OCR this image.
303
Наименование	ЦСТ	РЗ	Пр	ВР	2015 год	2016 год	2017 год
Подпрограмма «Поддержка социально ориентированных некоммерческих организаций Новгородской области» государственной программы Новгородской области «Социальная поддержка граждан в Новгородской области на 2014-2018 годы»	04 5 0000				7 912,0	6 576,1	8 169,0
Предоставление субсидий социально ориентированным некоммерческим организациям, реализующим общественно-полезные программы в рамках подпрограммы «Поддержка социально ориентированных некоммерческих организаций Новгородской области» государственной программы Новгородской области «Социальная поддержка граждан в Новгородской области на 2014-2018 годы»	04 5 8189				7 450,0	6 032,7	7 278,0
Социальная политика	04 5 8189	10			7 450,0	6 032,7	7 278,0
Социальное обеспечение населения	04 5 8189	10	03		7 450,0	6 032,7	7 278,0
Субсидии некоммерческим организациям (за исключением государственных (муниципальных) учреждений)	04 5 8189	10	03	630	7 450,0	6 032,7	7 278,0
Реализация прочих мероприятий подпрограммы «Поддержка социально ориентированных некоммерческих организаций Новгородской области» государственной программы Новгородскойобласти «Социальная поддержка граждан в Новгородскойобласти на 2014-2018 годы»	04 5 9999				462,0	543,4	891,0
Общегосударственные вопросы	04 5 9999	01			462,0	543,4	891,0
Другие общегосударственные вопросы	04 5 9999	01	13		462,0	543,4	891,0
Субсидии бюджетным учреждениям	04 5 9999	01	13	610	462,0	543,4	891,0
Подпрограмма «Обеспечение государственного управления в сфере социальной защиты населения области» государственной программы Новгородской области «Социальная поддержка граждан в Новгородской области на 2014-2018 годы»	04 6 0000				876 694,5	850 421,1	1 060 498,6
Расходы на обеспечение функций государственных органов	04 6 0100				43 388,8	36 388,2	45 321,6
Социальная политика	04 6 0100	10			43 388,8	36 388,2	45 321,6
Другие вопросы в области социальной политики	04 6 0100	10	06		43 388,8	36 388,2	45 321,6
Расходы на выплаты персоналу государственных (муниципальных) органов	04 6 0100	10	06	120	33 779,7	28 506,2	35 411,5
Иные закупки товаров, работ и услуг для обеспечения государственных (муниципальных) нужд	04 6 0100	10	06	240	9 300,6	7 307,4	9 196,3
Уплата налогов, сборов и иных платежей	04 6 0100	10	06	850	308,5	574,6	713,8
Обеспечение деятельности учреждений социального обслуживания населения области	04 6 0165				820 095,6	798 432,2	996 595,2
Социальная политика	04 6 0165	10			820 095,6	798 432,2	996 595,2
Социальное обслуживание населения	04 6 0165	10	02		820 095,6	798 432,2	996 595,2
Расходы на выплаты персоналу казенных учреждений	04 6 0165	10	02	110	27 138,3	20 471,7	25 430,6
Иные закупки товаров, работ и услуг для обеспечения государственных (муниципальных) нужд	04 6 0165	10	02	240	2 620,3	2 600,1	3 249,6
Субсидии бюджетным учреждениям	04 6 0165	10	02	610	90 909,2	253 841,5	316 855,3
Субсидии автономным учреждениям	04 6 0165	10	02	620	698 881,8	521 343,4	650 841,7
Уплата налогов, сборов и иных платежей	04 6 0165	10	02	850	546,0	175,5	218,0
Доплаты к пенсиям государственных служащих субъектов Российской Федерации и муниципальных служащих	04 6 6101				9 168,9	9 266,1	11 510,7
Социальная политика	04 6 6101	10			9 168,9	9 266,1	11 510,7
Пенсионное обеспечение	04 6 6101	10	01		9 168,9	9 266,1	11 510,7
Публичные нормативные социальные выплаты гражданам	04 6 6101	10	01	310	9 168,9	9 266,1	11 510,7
____________________
### WHAT YOU SHOULD DO
Copy every line of the records word for word.

### ANSWER TO THE TASK
OCR this image.
303
Наименование	ЦСТ	РЗ	Пр	ВР	2015 год	2016 год	2017 год
Подпрограмма «Поддержка социально ориентированных некоммерческих организаций Новгородской области» государственной программы Новгородской области «Социальная поддержка граждан в Новгородской области на 2014-2018 годы»	04 5 0000				7 912,0	6 576,1	8 169,0
Предоставление субсидий социально ориентированным некоммерческим организациям, реализующим общественно-полезные программы в рамках подпрограммы «Поддержка социально ориентированных некоммерческих организаций Новгородской области» государственной программы Новгородской области «Социальная поддержка граждан в Новгородской области на 2014-2018 годы»	04 5 8189				7 450,0	6 032,7	7 278,0
Социальная политика	04 5 8189	10			7 450,0	6 032,7	7 278,0
Социальное обеспечение населения	04 5 8189	10	03		7 450,0	6 032,7	7 278,0
Субсидии некоммерческим организациям (за исключением государственных (муниципальных) учреждений)	04 5 8189	10	03	630	7 450,0	6 032,7	7 278,0
Реализация прочих мероприятий подпрограммы «Поддержка социально ориентированных некоммерческих организаций Новгородской области» государственной программы Новгородскойобласти «Социальная поддержка граждан в Новгородскойобласти на 2014-2018 годы»	04 5 9999				462,0	543,4	891,0
Общегосударственные вопросы	04 5 9999	01			462,0	543,4	891,0
Другие общегосударственные вопросы	04 5 9999	01	13		462,0	543,4	891,0
Субсидии бюджетным учреждениям	04 5 9999	01	13	610	462,0	543,4	891,0
Подпрограмма «Обеспечение государственного управления в сфере социальной защиты населения области» государственной программы Новгородской области «Социальная поддержка граждан в Новгородской области на 2014-2018 годы»	04 6 0000				876 694,5	850 421,1	1 060 498,6
Расходы на обеспечение функций государственных органов	04 6 0100				43 388,8	36 388,2	45 321,6
Социальная политика	04 6 0100	10			43 388,8	36 388,2	45 321,6
Другие вопросы в области социальной политики	04 6 0100	10	06		43 388,8	36 388,2	45 321,6
Расходы на выплаты персоналу государственных (муниципальных) органов	04 6 0100	10	06	120	33 779,7	28 506,2	35 411,5
Иные закупки товаров, работ и услуг для обеспечения государственных (муниципальных) нужд	04 6 0100	10	06	240	9 300,6	7 307,4	9 196,3
Уплата налогов, сборов и иных платежей	04 6 0100	10	06	850	308,5	574,6	713,8
Обеспечение деятельности учреждений социального обслуживания населения области	04 6 0165				820 095,6	798 432,2	996 595,2
Социальная политика	04 6 0165	10			820 095,6	798 432,2	996 595,2
Социальное обслуживание населения	04 6 0165	10	02		820 095,6	798 432,2	996 595,2
Расходы на выплаты персоналу казенных учреждений	04 6 0165	10	02	110	27 138,3	20 471,7	25 430,6
Иные закупки товаров, работ и услуг для обеспечения государственных (муниципальных) нужд	04 6 0165	10	02	240	2 620,3	2 600,1	3 249,6
Субсидии бюджетным учреждениям	04 6 0165	10	02	610	90 909,2	253 841,5	316 855,3
Субсидии автономным учреждениям	04 6 0165	10	02	620	698 881,8	521 343,4	650 841,7
Уплата налогов, сборов и иных платежей	04 6 0165	10	02	850	546,0	175,5	218,0
Доплаты к пенсиям государственных служащих субъектов Российской Федерации и муниципальных служащих	04 6 6101				9 168,9	9 266,1	11 510,7
Социальная политика	04 6 6101	10			9 168,9	9 266,1	11 510,7
Пенсионное обеспечение	04 6 6101	10	01		9 168,9	9 266,1	11 510,7
Публичные нормативные социальные выплаты гражданам	04 6 6101	10	01	310	9 168,9	9 266,1	11 510,7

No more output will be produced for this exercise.